WHAT IS ASKED | Extract each line from the entries below that has the string "File" in it.

+++

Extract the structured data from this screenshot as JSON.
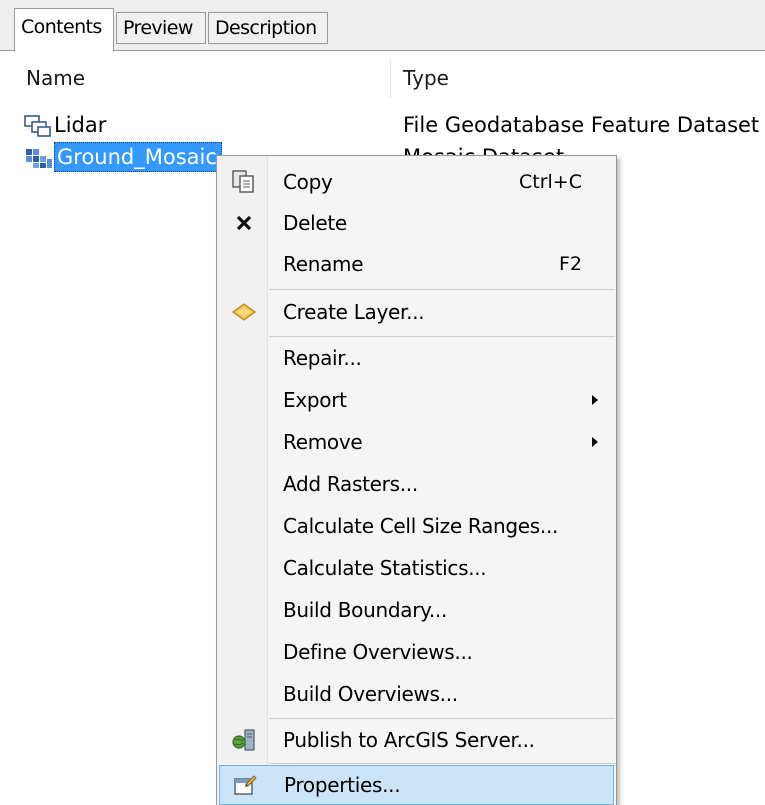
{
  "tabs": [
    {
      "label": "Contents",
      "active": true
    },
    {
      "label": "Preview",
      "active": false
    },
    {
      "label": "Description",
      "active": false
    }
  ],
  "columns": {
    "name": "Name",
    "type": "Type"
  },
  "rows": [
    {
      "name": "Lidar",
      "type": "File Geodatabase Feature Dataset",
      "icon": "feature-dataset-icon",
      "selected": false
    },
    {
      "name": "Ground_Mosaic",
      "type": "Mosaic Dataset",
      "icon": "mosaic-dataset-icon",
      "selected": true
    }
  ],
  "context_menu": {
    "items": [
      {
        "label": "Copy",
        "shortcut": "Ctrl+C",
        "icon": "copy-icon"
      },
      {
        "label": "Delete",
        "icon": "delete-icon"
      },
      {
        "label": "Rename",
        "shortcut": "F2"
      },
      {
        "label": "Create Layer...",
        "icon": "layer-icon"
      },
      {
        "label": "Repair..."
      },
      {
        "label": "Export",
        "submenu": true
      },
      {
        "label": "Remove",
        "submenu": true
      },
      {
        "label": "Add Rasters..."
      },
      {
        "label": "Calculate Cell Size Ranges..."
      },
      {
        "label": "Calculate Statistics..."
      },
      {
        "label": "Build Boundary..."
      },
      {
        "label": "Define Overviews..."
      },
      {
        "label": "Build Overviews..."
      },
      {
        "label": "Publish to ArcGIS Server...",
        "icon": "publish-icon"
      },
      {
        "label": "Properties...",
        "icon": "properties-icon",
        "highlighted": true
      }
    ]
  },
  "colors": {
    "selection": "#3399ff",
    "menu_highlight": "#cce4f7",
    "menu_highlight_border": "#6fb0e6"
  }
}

+++

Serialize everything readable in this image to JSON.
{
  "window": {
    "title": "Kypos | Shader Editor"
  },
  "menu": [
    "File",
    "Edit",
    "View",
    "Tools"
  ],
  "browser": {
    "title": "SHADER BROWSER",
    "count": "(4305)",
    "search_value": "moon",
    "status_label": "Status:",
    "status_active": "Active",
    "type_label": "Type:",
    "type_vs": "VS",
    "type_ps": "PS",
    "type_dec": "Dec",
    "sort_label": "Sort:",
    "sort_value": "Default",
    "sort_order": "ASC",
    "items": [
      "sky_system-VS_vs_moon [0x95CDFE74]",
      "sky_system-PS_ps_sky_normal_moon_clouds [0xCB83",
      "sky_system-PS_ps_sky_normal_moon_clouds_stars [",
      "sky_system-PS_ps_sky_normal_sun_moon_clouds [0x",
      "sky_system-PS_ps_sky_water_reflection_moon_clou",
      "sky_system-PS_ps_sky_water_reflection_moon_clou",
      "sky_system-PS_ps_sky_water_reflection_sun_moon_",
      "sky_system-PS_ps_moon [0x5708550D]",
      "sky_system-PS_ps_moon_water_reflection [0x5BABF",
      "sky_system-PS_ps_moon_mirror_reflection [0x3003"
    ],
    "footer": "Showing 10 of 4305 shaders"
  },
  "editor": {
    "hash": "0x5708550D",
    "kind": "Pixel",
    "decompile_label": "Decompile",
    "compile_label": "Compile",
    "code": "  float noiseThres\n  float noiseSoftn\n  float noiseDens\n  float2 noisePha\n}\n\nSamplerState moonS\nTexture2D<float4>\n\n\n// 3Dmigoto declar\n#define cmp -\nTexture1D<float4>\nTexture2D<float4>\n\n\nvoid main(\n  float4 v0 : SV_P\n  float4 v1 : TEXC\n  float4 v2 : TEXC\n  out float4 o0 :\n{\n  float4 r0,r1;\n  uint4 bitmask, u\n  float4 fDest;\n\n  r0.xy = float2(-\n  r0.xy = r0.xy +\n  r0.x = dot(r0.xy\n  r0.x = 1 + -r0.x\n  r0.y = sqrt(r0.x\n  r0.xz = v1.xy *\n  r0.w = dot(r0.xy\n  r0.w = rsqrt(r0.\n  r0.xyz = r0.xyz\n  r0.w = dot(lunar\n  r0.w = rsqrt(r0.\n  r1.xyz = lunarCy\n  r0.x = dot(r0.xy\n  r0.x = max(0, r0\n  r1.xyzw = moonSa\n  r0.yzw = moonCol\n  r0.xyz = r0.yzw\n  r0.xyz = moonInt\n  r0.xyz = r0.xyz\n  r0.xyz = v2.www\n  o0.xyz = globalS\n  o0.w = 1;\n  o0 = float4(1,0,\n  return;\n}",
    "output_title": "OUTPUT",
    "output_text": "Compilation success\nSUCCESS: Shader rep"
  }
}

+++

FINISHED EXERCISE |
      "type": "File Geodatabase Feature Dataset",
    "File",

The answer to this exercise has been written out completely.